start

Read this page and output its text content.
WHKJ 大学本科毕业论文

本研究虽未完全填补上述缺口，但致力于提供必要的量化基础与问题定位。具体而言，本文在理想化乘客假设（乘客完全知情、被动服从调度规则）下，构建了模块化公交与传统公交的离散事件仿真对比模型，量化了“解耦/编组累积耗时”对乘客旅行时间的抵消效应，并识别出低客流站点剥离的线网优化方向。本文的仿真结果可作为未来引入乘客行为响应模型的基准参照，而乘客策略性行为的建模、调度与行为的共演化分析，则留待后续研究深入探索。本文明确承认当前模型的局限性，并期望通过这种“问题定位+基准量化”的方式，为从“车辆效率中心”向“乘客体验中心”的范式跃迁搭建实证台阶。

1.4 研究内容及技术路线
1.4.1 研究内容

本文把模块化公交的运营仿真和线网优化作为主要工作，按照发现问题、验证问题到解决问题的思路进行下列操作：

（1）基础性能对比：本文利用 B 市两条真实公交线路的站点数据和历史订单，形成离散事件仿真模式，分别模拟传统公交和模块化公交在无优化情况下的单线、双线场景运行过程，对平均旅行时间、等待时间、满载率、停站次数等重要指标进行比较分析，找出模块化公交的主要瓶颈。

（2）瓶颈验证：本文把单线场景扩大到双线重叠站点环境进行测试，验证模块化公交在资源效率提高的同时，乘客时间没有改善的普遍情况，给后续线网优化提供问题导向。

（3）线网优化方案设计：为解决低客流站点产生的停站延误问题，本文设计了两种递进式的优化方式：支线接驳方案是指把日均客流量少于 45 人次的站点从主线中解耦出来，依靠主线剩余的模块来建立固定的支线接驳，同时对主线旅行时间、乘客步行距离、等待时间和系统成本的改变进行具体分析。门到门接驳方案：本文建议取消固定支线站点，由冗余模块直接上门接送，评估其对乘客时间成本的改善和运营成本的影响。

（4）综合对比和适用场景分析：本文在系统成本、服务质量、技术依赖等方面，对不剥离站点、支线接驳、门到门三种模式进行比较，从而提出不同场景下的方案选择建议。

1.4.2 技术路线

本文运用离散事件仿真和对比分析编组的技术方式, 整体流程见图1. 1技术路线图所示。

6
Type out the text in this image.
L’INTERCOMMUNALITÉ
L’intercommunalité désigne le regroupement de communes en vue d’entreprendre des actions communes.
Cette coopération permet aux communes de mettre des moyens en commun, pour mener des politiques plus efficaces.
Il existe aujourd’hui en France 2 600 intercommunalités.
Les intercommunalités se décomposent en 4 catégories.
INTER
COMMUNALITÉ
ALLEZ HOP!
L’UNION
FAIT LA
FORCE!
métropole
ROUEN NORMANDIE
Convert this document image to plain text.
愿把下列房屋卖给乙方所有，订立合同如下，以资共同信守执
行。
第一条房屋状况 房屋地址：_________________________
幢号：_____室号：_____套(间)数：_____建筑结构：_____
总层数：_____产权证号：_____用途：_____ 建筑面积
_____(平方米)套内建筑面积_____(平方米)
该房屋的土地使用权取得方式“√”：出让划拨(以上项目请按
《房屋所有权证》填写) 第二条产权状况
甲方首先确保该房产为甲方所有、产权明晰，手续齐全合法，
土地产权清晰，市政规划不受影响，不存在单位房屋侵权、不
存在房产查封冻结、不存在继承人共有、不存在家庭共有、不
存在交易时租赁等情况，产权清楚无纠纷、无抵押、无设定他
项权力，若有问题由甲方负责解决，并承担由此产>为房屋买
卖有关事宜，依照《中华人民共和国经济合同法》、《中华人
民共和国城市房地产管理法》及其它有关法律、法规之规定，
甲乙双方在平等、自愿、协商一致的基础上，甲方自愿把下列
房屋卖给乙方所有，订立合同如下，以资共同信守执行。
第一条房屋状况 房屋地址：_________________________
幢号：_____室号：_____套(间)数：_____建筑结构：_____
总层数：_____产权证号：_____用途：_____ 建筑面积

end
start

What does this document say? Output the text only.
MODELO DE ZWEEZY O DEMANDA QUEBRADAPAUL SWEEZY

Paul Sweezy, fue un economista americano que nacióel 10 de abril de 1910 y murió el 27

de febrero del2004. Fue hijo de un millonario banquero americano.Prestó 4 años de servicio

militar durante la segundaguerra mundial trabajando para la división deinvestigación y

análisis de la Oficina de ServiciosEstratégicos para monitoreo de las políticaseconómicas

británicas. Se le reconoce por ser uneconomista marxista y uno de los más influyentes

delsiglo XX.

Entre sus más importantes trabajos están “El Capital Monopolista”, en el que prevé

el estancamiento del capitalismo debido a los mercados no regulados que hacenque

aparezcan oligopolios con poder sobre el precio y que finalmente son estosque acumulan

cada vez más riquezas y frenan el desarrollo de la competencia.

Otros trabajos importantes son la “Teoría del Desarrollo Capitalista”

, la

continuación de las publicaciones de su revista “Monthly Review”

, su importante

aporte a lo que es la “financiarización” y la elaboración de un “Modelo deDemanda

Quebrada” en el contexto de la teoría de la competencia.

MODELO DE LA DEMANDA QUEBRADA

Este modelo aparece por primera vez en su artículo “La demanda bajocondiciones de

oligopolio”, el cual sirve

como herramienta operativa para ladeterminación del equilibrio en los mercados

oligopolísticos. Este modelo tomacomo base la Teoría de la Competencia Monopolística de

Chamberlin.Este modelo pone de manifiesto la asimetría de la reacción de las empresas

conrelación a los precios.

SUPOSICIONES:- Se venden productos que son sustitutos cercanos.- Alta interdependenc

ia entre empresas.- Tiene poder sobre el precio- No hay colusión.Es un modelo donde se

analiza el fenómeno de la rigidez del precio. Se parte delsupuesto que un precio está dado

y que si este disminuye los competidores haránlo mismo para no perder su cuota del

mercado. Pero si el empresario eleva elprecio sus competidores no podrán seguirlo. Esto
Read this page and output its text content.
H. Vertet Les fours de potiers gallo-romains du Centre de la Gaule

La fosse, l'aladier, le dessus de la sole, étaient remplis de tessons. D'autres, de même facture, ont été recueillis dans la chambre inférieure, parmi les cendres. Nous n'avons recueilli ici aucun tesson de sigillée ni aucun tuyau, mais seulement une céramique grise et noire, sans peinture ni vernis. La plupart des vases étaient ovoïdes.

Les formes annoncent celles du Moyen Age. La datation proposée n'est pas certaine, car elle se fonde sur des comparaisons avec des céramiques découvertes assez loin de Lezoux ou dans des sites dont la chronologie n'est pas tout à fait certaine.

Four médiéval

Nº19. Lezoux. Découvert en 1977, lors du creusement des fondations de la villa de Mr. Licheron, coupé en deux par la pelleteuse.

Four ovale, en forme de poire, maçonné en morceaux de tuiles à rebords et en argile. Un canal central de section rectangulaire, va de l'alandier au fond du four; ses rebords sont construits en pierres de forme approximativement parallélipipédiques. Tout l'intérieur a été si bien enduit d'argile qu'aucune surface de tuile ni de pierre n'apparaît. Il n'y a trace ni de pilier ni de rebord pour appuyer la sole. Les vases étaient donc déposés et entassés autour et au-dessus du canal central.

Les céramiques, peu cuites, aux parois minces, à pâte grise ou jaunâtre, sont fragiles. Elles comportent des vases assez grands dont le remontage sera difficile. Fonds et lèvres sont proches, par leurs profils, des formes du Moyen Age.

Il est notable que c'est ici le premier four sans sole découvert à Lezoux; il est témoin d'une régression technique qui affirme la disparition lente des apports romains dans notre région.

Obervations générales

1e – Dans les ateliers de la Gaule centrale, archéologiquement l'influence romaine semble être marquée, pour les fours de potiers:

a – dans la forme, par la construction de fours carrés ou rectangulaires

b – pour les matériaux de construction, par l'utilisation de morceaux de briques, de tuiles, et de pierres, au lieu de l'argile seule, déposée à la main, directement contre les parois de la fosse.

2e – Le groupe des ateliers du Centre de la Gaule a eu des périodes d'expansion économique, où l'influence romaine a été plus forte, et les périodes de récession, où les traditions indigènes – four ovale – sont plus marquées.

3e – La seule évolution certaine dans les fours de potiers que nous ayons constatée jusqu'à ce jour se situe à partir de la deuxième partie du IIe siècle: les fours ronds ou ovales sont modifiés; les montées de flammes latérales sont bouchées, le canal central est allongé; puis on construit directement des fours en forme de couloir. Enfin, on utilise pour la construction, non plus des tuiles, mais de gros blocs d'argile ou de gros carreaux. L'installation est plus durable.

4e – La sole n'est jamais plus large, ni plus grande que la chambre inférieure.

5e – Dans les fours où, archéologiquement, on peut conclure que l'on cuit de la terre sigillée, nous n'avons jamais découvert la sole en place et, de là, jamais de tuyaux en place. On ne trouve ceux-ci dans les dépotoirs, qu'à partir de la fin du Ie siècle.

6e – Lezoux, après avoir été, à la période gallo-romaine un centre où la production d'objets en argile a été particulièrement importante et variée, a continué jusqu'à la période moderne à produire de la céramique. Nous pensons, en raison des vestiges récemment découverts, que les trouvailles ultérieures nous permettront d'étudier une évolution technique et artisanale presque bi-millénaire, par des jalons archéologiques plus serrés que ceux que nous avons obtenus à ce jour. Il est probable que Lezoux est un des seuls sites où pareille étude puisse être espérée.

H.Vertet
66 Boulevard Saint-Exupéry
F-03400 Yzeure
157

end

▶ What the task requires
Using the listing above, pull out all lines that hold the word "americano".

▶ Solution to this problem
Paul Sweezy, fue un economista americano que nacióel 10 de abril de 1910 y murió el 27
de febrero del2004. Fue hijo de un millonario banquero americano.Prestó 4 años de servicio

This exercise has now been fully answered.